== THE REQUEST ==
Pull out every line with the word "speed".

-- Start EXERCISE INPUT --

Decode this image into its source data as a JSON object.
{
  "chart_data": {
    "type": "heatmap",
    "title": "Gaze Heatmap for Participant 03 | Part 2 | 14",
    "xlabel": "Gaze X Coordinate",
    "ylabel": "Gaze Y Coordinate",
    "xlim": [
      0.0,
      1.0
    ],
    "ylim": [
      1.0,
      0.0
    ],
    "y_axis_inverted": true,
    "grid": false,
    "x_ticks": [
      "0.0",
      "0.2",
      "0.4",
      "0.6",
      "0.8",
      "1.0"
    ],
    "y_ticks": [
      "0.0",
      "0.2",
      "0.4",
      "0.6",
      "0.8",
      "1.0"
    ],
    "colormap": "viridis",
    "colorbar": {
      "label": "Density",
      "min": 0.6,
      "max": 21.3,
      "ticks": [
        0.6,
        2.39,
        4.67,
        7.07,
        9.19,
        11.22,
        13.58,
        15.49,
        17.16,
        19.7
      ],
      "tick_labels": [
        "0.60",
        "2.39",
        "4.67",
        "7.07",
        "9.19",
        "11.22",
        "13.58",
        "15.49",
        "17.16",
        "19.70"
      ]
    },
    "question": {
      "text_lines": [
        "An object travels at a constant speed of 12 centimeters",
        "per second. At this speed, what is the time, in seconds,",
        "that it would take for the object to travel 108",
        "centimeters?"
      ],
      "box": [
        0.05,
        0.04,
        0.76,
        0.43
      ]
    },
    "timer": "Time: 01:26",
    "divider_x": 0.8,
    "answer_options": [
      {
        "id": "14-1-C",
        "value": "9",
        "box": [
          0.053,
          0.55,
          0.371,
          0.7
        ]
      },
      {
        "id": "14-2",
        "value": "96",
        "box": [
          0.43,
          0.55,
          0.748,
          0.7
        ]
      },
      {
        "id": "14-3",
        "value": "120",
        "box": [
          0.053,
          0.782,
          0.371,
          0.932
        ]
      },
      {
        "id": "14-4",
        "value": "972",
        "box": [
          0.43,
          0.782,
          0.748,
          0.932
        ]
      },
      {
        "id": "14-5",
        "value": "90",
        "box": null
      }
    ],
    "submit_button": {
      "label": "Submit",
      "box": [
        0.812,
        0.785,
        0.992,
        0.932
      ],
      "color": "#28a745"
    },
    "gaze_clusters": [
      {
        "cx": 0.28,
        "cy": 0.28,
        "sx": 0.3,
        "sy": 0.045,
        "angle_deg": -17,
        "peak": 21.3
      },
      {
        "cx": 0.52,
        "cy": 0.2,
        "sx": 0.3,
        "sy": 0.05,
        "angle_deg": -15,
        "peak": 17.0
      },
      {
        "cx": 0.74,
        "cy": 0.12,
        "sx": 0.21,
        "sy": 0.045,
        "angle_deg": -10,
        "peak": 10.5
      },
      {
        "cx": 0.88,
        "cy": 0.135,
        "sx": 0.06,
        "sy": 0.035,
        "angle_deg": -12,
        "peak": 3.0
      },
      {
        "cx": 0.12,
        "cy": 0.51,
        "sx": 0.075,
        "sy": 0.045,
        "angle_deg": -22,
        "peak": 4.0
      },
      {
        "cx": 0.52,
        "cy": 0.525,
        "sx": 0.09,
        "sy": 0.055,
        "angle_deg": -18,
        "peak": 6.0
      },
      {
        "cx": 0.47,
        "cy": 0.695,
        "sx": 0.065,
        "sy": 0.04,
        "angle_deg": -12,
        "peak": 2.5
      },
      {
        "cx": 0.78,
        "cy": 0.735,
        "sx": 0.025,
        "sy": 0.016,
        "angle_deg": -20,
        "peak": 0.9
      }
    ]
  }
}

-- End EXERCISE INPUT --

== RESULT OF THIS TASK ==
        "An object travels at a constant speed of 12 centimeters",
        "per second. At this speed, what is the time, in seconds,",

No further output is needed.